Problem set ::
1/ Decide whether each statement below agrees with the text on converting pdf graphs to csv. Answer yes or no and quote the deciding words. (a) The graphs in the pdf were generated with R 2.8.1. (b) The writer used Python to match lines in the pdf files. (c) The function PDF_Circle is located in the file src/library/grDevices/src/devPS.c.
2/ List every R source function named in the text on converting pdf graphs to csv.
3/ In the text on converting pdf graphs to csv, what did the writer still need to do after the awk script produced page coordinates?

Page extract ::
Converting graphs in pdf files to csv format
Looking at a graph displayed as part of a pdf document is so tantalizing; I want that data as a csv!
One way to get the data is to email the author(s) and ask for it. I do this regularly and sometimes get the apologetic reply that the data is confidential. But I can see the data! Yes, but we only got permission to distribute the paper. I understand their position and would give the same reply myself; when given access to a company’s confidential data, explicit permission is often given about what can and cannot be made public with lists of numbers being on the cannot list.
The Portable Document Format was designed to be device independent, which means it contains a description of what to display rather than a bit-map of pixels (ok, it can contain a bit-map of pixels (e.g., a photograph) but this rather defeats the purpose of using pdf). It ought to be possible to automatically extract the data points from a graph and doing this has been on my list of things to do for a while.
I was mooching around the internals of a pdf last night when I spotted the line: /Producer (R 2.8.1); the authors had used R to generate the graphs and I could look at the R source code to figure out what was going on :-). I suspected that each line of the form: /F1 1 Tf 1 Tr 6.21 0 0 6.21 135.35 423.79 Tm (l) Tj 0 Tr was a description of a circle on the page and the function PDF_Circle in the file src/library/grDevices/src/devPS.c told me what the numbers meant; I was in business!
I also managed to match up other lines in the pdf file to the output produced by the functions PDF_Line and PDFSimpleText; it looked like the circles were followed by the axis tick marks and the label on each tick mark. Could things get any easier?
In suck-it-and-see projects like this it is best to use very familiar tools, this allows cognition to be focused on the task at hand. For me this meant using awk to match lines in pdf files and print out the required information.
Running the pdf through an awk script produced what looked like sensible x/y coordinates for circles on the page, the stop/start end-points of lines and text labels with their x/y coordinates. Now I needed to map the page x/y coordinates to within graph coordinate points.

Page segmentation data:
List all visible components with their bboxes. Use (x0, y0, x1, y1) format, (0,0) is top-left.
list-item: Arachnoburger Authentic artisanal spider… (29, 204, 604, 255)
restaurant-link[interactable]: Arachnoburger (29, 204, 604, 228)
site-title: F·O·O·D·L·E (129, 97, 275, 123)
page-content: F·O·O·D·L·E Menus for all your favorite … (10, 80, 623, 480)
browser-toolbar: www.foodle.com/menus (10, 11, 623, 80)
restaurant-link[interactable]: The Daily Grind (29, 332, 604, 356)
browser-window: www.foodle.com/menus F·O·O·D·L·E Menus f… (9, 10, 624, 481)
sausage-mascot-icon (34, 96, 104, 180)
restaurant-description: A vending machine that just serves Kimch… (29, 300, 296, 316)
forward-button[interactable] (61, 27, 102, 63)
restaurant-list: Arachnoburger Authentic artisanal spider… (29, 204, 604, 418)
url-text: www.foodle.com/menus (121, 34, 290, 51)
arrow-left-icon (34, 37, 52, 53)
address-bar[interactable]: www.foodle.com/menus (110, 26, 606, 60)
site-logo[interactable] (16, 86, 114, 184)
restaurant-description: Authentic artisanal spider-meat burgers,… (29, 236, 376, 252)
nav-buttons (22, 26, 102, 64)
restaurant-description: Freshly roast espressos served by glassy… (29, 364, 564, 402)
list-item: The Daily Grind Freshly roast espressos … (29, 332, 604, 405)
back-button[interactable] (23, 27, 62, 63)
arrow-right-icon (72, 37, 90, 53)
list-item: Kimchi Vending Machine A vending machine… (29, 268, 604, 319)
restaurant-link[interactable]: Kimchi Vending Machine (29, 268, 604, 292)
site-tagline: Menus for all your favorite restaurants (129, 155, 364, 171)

Responses to the tasks ::
1/
(a) Yes: "/Producer (R 2.8.1); the authors had used R to generate the graphs"
(b) No: "For me this meant using awk to match lines in pdf files"
(c) Yes: "the function PDF_Circle in the file src/library/grDevices/src/devPS.c told me what the numbers meant"

2/ PDF_Circle, PDF_Line, PDFSimpleText

3/ Map the page x/y coordinates to within graph coordinate points.